EXERCISE DESCRIPTION: Wherever the word "flexibility" appears in the entries, copy the whole line.

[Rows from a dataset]
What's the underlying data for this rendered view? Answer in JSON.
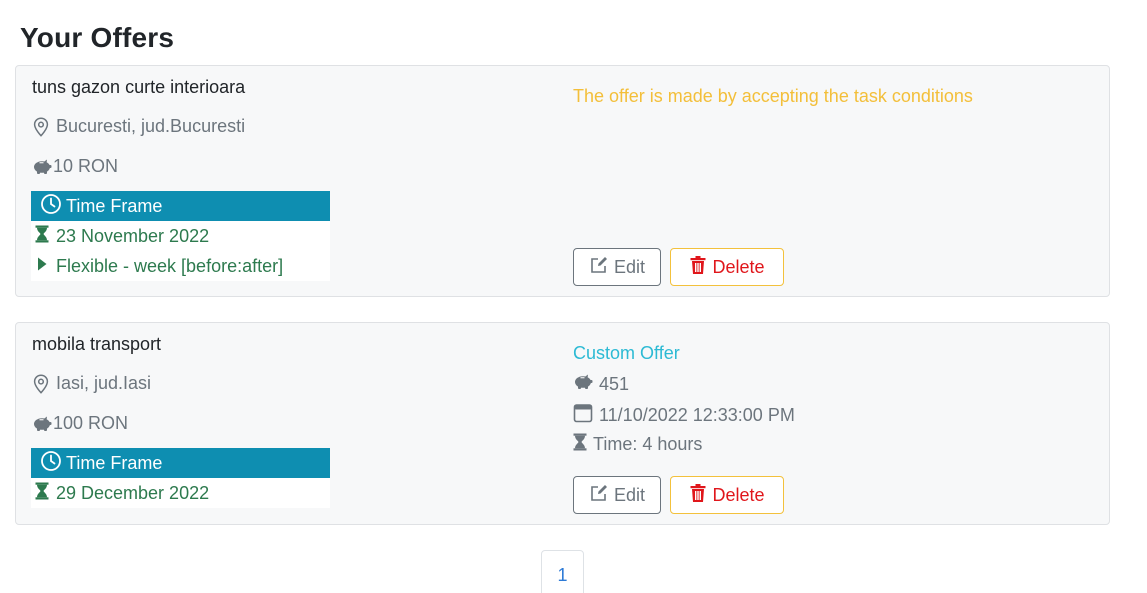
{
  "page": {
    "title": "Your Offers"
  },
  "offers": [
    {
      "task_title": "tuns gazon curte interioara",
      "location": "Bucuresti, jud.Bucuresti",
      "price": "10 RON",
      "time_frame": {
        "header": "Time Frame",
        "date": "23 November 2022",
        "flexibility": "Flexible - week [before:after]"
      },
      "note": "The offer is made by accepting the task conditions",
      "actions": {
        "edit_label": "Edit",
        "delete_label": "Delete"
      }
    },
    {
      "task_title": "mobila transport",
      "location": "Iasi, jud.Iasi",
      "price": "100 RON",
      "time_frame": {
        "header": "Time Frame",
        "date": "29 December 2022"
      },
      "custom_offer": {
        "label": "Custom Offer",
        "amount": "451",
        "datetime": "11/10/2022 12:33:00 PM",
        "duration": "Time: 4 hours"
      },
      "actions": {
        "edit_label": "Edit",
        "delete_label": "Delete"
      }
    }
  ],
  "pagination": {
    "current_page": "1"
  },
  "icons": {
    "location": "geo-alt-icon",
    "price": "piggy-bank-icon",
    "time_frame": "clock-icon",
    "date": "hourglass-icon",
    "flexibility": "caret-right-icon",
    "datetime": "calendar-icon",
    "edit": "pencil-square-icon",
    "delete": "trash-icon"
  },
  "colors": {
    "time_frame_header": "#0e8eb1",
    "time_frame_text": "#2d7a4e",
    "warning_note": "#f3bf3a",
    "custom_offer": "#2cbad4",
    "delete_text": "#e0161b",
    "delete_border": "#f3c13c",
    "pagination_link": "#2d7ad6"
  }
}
--
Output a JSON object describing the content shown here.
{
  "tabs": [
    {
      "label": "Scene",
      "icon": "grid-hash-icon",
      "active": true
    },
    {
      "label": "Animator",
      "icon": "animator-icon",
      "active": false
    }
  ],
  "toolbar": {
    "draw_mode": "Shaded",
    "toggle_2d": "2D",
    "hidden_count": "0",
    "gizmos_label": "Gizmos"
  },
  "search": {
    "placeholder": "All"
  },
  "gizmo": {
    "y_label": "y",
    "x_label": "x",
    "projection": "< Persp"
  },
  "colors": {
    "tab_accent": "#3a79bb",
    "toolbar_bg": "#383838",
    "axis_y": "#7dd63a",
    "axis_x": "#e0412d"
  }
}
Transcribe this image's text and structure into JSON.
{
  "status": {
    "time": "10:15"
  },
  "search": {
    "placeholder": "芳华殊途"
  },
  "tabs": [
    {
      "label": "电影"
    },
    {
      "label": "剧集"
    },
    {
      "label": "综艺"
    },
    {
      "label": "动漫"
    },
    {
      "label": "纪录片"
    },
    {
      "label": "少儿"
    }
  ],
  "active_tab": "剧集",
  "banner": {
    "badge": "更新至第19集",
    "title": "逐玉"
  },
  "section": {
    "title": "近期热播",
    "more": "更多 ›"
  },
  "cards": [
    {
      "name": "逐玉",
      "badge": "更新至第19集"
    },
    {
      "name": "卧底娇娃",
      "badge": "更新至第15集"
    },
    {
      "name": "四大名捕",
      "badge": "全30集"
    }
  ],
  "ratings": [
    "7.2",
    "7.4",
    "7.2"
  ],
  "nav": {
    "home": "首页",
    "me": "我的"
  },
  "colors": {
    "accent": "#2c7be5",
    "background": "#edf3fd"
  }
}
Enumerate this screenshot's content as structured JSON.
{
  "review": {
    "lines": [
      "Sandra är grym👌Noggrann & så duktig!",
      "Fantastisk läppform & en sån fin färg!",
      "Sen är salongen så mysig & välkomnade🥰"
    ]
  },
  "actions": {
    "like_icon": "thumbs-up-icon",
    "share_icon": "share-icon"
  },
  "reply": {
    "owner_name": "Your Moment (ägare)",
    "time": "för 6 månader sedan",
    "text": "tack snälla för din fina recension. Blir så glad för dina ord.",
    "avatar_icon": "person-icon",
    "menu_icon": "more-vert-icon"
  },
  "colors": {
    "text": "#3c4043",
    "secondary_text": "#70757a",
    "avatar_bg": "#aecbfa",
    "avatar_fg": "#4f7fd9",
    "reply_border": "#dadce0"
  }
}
--
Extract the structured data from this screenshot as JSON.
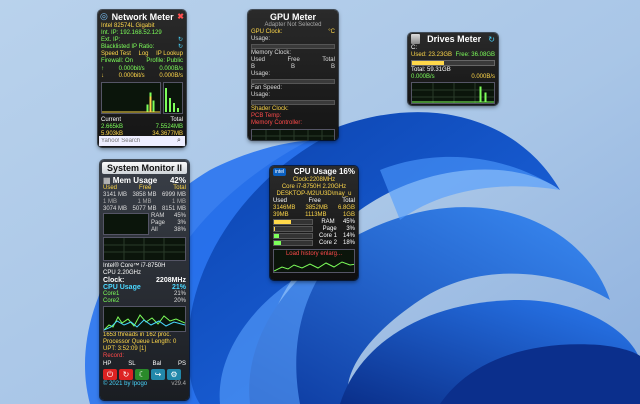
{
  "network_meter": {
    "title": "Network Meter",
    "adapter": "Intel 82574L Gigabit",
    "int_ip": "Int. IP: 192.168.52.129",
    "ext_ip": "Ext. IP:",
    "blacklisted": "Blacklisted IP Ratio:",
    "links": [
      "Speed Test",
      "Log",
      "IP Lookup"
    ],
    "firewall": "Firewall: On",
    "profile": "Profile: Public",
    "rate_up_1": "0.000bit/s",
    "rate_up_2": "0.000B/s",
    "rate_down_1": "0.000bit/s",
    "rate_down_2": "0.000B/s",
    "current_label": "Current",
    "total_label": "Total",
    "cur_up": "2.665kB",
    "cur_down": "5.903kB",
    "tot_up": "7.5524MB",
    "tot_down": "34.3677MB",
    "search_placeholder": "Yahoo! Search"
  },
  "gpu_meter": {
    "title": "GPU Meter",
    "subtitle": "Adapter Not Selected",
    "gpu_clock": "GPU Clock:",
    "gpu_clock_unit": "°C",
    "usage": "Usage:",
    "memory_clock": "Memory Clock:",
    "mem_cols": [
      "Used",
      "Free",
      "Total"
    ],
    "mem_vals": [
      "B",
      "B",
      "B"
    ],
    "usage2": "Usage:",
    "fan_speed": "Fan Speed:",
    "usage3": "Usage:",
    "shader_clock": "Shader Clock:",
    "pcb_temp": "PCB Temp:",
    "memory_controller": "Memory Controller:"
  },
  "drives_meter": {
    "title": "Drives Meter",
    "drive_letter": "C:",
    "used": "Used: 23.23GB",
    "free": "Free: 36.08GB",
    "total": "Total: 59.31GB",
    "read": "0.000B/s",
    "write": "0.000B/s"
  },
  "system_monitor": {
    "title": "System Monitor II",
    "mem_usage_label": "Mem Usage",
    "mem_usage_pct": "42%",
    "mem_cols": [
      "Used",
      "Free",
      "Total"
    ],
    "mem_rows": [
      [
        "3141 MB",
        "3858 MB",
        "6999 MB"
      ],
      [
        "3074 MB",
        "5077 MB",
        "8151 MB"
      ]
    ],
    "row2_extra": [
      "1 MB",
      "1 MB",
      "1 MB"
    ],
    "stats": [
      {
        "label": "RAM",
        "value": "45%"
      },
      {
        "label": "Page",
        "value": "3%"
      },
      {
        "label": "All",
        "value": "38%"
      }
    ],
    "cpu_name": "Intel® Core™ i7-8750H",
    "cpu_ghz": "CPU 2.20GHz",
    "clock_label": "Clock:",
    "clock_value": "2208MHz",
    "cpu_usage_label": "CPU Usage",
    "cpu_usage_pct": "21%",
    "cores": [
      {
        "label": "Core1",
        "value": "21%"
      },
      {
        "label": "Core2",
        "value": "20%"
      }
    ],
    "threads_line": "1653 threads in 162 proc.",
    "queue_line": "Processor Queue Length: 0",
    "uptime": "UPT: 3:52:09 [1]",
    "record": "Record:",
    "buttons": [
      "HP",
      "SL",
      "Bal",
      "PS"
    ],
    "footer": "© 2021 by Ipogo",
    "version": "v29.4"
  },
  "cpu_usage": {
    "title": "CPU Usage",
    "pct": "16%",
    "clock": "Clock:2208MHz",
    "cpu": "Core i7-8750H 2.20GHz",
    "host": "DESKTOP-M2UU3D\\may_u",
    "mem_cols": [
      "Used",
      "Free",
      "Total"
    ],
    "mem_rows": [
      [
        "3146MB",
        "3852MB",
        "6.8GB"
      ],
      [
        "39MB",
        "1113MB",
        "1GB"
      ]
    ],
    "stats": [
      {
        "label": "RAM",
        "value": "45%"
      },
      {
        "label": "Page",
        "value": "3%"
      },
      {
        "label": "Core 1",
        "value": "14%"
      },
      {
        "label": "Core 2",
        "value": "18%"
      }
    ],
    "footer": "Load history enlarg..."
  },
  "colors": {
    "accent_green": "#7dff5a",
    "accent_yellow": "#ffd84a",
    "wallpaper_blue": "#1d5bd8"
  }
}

ANSWER TO THE TASK:
        "flexibility": "Flexible - week [before:after]"
    "flexibility": "caret-right-icon",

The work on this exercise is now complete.